■ AIM
Please transcribe the records precisely; pictures stay out of your copy.

··· RECORDS TO USE ···

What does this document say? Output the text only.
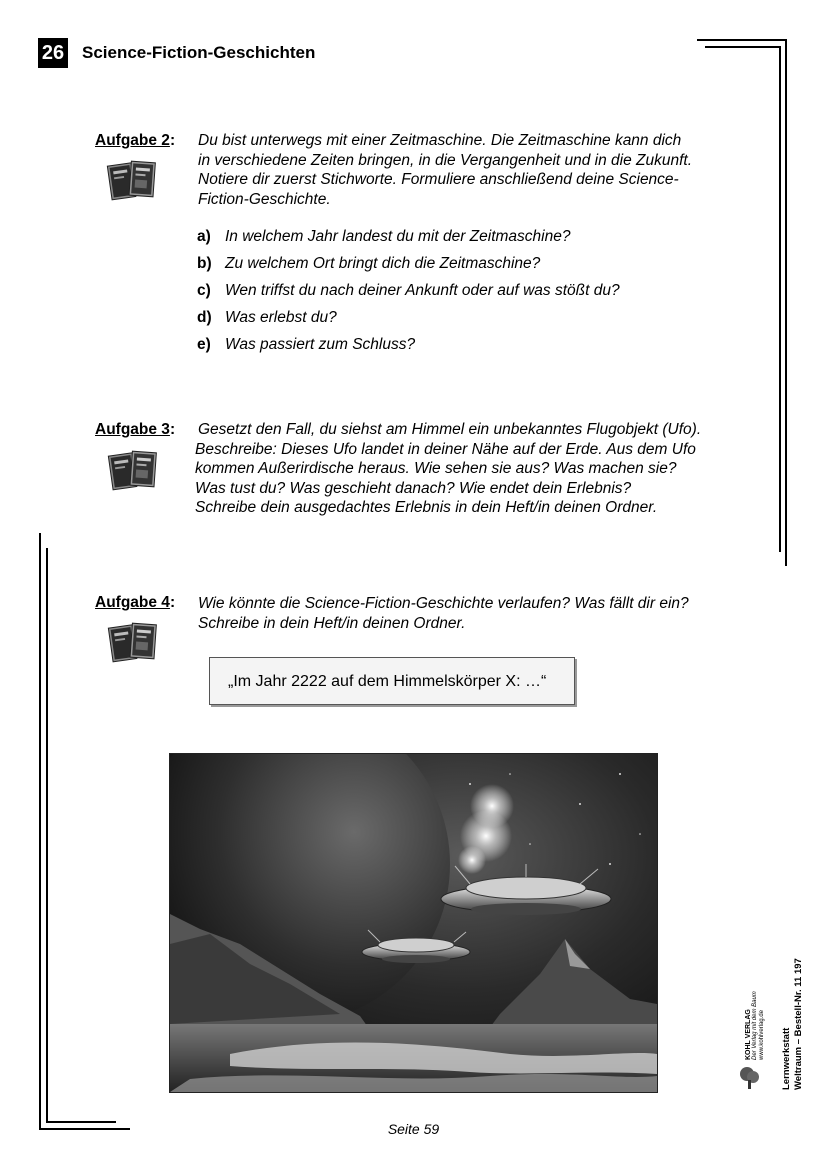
26 Science-Fiction-Geschichten
Aufgabe 2: Du bist unterwegs mit einer Zeitmaschine. Die Zeitmaschine kann dich
in verschiedene Zeiten bringen, in die Vergangenheit und in die Zukunft.
Notiere dir zuerst Stichworte. Formuliere anschließend deine Science-
Fiction-Geschichte.
a) In welchem Jahr landest du mit der Zeitmaschine?
b) Zu welchem Ort bringt dich die Zeitmaschine?
c) Wen triffst du nach deiner Ankunft oder auf was stößt du?
d) Was erlebst du?
e) Was passiert zum Schluss?
Aufgabe 3: Gesetzt den Fall, du siehst am Himmel ein unbekanntes Flugobjekt (Ufo).
Beschreibe: Dieses Ufo landet in deiner Nähe auf der Erde. Aus dem Ufo
kommen Außerirdische heraus. Wie sehen sie aus? Was machen sie?
Was tust du? Was geschieht danach? Wie endet dein Erlebnis?
Schreibe dein ausgedachtes Erlebnis in dein Heft/in deinen Ordner.
Aufgabe 4: Wie könnte die Science-Fiction-Geschichte verlaufen? Was fällt dir ein?
Schreibe in dein Heft/in deinen Ordner.
„Im Jahr 2222 auf dem Himmelskörper X: …“
Lernwerkstatt Weltraum – Bestell-Nr. 11 197
KOHL VERLAG Der Verlag mit dem Baum www.kohlverlag.de
Seite 59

···

■ SOLUTION TO THIS PROBLEM
What does this document say? Output the text only.
26 Science-Fiction-Geschichten
Aufgabe 2: Du bist unterwegs mit einer Zeitmaschine. Die Zeitmaschine kann dich
in verschiedene Zeiten bringen, in die Vergangenheit und in die Zukunft.
Notiere dir zuerst Stichworte. Formuliere anschließend deine Science-
Fiction-Geschichte.
a) In welchem Jahr landest du mit der Zeitmaschine?
b) Zu welchem Ort bringt dich die Zeitmaschine?
c) Wen triffst du nach deiner Ankunft oder auf was stößt du?
d) Was erlebst du?
e) Was passiert zum Schluss?
Aufgabe 3: Gesetzt den Fall, du siehst am Himmel ein unbekanntes Flugobjekt (Ufo).
Beschreibe: Dieses Ufo landet in deiner Nähe auf der Erde. Aus dem Ufo
kommen Außerirdische heraus. Wie sehen sie aus? Was machen sie?
Was tust du? Was geschieht danach? Wie endet dein Erlebnis?
Schreibe dein ausgedachtes Erlebnis in dein Heft/in deinen Ordner.
Aufgabe 4: Wie könnte die Science-Fiction-Geschichte verlaufen? Was fällt dir ein?
Schreibe in dein Heft/in deinen Ordner.
„Im Jahr 2222 auf dem Himmelskörper X: …“
Lernwerkstatt Weltraum – Bestell-Nr. 11 197
KOHL VERLAG Der Verlag mit dem Baum www.kohlverlag.de
Seite 59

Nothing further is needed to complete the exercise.